Written request: Retype everything in the listing, leaving each line exactly as it is.

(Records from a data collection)

________________

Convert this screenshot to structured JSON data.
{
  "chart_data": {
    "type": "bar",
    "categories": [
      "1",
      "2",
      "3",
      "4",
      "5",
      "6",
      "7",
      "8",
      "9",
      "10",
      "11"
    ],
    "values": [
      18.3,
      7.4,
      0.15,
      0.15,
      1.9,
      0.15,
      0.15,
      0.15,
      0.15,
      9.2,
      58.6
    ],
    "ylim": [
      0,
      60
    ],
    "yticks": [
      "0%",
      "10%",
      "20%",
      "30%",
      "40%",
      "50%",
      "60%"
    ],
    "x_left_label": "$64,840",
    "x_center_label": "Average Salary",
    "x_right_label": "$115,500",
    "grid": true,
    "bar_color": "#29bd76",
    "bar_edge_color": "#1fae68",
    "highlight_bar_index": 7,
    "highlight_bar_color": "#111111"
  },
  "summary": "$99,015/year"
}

________________

Correct answer:
Convert this screenshot to structured JSON data.
{
  "chart_data": {
    "type": "bar",
    "categories": [
      "1",
      "2",
      "3",
      "4",
      "5",
      "6",
      "7",
      "8",
      "9",
      "10",
      "11"
    ],
    "values": [
      18.3,
      7.4,
      0.15,
      0.15,
      1.9,
      0.15,
      0.15,
      0.15,
      0.15,
      9.2,
      58.6
    ],
    "ylim": [
      0,
      60
    ],
    "yticks": [
      "0%",
      "10%",
      "20%",
      "30%",
      "40%",
      "50%",
      "60%"
    ],
    "x_left_label": "$64,840",
    "x_center_label": "Average Salary",
    "x_right_label": "$115,500",
    "grid": true,
    "bar_color": "#29bd76",
    "bar_edge_color": "#1fae68",
    "highlight_bar_index": 7,
    "highlight_bar_color": "#111111"
  },
  "summary": "$99,015/year"
}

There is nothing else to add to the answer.